Raw records -
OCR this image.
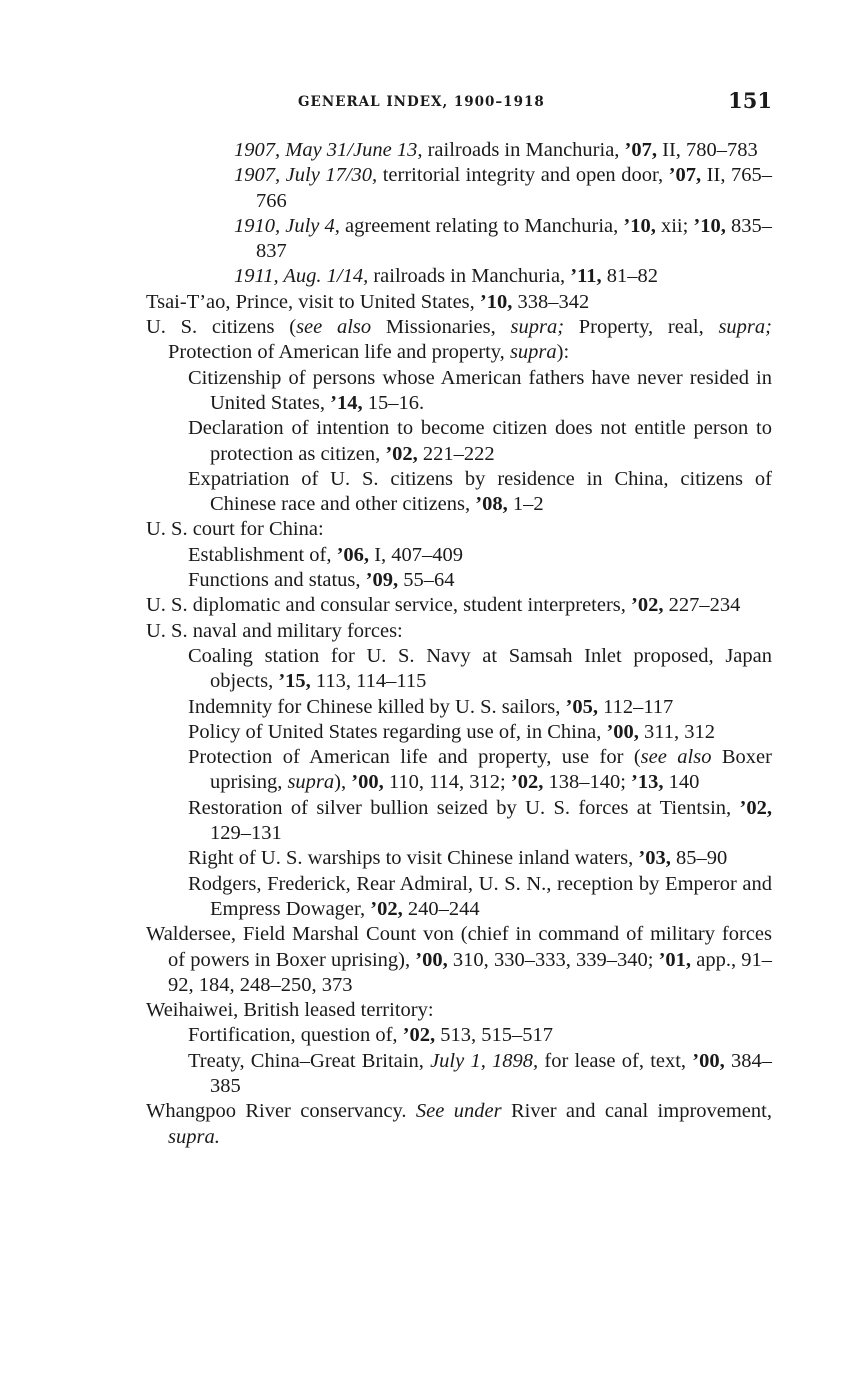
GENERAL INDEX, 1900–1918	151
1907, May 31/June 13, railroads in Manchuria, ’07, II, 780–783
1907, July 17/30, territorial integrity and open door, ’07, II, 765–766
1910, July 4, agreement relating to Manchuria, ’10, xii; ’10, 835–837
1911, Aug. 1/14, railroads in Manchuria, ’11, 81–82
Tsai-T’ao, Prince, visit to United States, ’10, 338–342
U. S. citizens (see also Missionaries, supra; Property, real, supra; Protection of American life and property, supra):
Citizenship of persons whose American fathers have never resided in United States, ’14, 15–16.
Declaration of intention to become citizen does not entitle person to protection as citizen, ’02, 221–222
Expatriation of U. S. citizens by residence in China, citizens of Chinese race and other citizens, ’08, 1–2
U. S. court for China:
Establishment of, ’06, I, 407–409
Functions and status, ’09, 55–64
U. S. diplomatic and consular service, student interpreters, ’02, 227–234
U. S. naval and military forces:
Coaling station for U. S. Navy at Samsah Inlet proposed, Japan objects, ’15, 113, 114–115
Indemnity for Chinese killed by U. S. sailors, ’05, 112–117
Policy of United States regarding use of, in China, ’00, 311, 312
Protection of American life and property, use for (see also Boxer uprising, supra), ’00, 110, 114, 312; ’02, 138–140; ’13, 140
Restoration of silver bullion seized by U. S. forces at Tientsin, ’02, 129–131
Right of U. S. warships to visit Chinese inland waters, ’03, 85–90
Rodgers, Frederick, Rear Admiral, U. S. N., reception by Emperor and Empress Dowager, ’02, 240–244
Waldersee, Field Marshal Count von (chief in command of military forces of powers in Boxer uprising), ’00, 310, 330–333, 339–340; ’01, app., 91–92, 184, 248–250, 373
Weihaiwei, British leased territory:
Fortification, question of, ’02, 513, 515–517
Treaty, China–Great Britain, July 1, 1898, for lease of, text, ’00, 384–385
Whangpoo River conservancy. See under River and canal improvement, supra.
...
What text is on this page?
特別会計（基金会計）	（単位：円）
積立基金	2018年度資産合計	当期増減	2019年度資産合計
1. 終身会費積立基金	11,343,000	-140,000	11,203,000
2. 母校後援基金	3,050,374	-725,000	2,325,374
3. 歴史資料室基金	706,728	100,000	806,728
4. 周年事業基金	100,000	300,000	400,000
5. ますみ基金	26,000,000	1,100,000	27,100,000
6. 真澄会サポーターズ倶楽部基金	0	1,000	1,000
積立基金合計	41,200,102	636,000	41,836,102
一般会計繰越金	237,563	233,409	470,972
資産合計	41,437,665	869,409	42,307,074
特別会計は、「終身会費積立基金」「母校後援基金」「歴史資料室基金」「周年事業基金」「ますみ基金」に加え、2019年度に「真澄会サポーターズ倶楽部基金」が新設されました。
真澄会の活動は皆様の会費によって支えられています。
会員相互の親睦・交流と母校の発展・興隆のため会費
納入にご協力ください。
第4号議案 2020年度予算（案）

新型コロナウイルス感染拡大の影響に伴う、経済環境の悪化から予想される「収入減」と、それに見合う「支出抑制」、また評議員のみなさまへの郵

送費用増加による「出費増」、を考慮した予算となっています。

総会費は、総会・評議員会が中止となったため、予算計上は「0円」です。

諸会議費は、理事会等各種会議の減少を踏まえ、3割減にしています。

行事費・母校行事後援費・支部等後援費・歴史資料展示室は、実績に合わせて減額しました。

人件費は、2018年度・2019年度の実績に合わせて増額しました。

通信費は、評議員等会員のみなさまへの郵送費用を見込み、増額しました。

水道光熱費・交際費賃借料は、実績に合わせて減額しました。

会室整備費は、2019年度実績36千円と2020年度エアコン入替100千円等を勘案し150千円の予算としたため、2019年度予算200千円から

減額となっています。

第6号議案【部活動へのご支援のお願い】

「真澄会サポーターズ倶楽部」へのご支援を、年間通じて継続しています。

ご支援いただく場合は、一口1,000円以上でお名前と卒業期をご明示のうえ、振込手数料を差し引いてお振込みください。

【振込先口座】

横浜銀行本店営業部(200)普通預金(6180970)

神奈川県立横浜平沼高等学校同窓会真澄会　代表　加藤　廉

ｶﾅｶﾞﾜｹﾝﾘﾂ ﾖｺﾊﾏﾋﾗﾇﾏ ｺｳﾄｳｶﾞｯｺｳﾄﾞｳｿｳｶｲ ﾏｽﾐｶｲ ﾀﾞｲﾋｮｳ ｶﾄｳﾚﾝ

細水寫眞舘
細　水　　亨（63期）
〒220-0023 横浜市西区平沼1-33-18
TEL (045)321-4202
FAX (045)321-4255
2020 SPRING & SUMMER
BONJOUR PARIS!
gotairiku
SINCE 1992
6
...
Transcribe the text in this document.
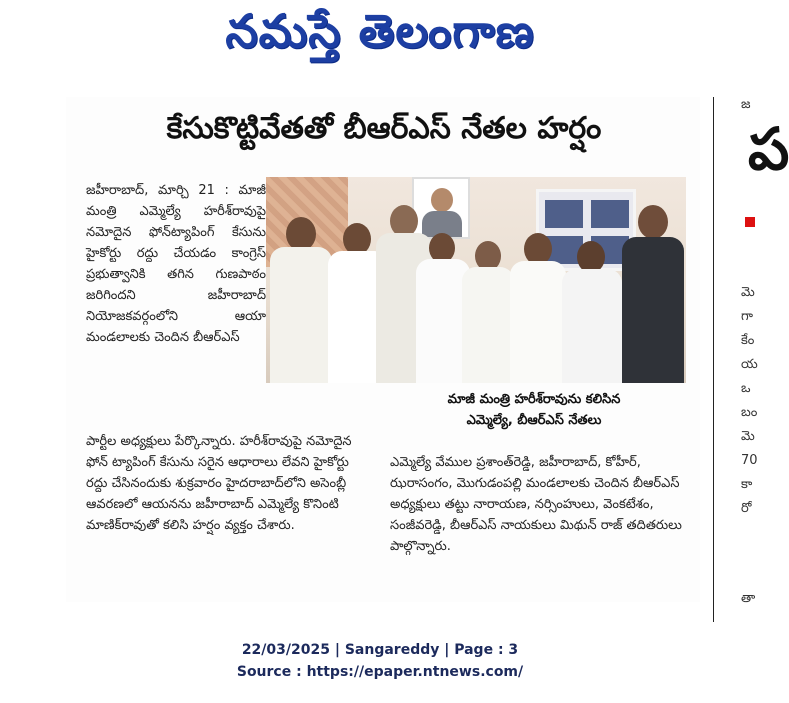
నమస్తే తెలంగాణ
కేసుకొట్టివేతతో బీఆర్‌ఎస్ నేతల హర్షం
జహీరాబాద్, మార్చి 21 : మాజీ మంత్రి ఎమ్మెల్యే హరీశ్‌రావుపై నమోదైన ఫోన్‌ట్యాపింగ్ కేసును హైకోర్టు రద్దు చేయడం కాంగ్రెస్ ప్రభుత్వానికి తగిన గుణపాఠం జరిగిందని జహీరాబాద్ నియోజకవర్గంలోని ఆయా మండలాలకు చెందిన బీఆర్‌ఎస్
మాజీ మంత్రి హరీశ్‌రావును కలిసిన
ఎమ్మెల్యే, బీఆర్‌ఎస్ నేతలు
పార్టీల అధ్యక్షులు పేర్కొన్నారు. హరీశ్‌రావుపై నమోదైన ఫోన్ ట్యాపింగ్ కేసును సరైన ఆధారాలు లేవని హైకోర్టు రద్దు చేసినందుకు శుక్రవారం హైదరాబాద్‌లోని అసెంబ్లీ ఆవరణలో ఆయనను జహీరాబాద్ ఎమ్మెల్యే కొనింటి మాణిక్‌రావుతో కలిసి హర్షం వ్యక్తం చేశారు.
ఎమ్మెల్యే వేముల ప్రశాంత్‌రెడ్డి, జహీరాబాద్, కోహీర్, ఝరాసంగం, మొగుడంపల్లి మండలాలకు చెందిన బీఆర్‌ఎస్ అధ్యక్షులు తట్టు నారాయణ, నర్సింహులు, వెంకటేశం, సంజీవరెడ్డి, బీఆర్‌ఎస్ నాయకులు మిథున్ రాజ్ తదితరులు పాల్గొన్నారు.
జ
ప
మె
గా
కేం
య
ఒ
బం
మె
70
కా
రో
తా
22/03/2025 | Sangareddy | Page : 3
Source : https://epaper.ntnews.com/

Work to complete -
Copy every line that includes the string "United" from the material above.

Answer to the exercise -
Tsai-T’ao, Prince, visit to United States, ’10, 338–342
Citizenship of persons whose American fathers have never resided in United States, ’14, 15–16.
Policy of United States regarding use of, in China, ’00, 311, 312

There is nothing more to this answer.